Material shown:
************

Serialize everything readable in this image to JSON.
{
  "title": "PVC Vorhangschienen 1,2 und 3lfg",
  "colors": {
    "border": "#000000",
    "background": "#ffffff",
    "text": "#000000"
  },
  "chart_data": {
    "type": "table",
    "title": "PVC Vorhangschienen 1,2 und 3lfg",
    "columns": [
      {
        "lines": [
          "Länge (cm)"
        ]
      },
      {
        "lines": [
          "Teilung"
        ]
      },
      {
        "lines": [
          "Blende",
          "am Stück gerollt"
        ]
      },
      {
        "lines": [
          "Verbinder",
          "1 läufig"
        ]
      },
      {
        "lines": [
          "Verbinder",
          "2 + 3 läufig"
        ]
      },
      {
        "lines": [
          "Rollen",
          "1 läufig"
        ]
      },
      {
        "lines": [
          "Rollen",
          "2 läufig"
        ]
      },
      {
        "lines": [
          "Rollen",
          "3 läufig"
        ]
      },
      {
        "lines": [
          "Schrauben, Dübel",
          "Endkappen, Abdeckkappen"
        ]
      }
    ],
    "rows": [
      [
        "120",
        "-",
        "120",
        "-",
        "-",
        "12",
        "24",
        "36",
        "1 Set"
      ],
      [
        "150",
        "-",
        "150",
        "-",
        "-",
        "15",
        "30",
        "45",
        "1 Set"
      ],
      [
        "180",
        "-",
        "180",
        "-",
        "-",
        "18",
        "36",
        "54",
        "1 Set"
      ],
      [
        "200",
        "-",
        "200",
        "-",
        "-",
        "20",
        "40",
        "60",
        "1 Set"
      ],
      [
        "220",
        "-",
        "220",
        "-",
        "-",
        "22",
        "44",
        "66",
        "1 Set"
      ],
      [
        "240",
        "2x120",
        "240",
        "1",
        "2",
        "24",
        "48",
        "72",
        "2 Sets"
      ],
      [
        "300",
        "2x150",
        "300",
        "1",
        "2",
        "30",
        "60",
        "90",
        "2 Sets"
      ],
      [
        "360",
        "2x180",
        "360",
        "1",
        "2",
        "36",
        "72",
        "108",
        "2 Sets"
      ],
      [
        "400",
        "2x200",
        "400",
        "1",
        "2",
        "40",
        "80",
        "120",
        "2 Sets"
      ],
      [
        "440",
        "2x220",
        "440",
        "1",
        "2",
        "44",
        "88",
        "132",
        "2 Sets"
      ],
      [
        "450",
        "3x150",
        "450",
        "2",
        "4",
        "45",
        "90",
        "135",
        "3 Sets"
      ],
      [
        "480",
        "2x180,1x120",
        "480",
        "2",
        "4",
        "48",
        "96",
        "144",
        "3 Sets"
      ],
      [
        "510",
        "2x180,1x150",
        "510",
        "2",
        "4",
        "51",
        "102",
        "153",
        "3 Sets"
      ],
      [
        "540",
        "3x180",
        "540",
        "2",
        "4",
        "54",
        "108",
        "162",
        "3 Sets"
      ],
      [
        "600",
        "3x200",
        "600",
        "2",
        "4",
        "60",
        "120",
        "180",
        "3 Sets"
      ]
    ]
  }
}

************

Determine how many of the lines above hold the word "Vorhangschienen", and output that number by itself.

Result:
2